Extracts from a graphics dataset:
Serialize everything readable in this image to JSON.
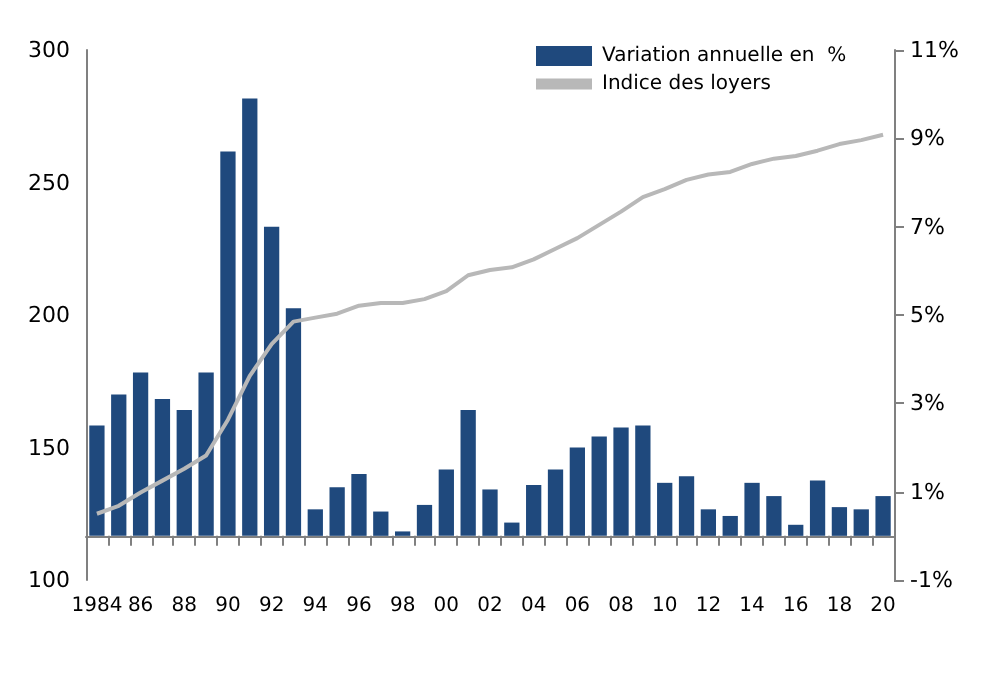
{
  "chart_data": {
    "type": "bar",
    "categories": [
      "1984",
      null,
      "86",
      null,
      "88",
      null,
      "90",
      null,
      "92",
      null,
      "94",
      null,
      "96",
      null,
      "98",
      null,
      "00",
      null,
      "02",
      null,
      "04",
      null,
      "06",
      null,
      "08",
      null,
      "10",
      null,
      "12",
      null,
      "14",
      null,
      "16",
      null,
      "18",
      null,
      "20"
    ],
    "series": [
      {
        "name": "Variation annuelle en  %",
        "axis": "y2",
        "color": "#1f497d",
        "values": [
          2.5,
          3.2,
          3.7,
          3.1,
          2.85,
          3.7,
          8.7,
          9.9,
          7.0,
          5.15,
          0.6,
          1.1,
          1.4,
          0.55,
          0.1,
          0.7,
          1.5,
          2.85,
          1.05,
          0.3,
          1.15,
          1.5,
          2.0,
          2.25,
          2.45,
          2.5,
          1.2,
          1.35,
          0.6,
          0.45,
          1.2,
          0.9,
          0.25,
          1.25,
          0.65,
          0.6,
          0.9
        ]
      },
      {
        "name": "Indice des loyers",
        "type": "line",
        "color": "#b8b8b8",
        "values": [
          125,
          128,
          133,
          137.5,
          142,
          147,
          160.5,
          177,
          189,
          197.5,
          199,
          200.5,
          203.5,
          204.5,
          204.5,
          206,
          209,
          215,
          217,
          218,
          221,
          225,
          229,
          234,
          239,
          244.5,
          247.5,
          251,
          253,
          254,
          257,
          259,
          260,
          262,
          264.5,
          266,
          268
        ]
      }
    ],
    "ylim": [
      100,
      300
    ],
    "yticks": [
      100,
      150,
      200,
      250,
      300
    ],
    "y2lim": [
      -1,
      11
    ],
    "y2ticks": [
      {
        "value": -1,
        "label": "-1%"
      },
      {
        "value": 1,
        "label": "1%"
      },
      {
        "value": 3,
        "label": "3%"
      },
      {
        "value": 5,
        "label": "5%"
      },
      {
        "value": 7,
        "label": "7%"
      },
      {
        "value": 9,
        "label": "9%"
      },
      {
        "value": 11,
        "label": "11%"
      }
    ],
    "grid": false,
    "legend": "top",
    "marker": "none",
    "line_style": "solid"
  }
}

_AIM OF THE EXERCISE_:
Copy every line from the records above that contains the word "label".

_EXPECTED OUTPUT_:
        "label": "-1%"
        "label": "1%"
        "label": "3%"
        "label": "5%"
        "label": "7%"
        "label": "9%"
        "label": "11%"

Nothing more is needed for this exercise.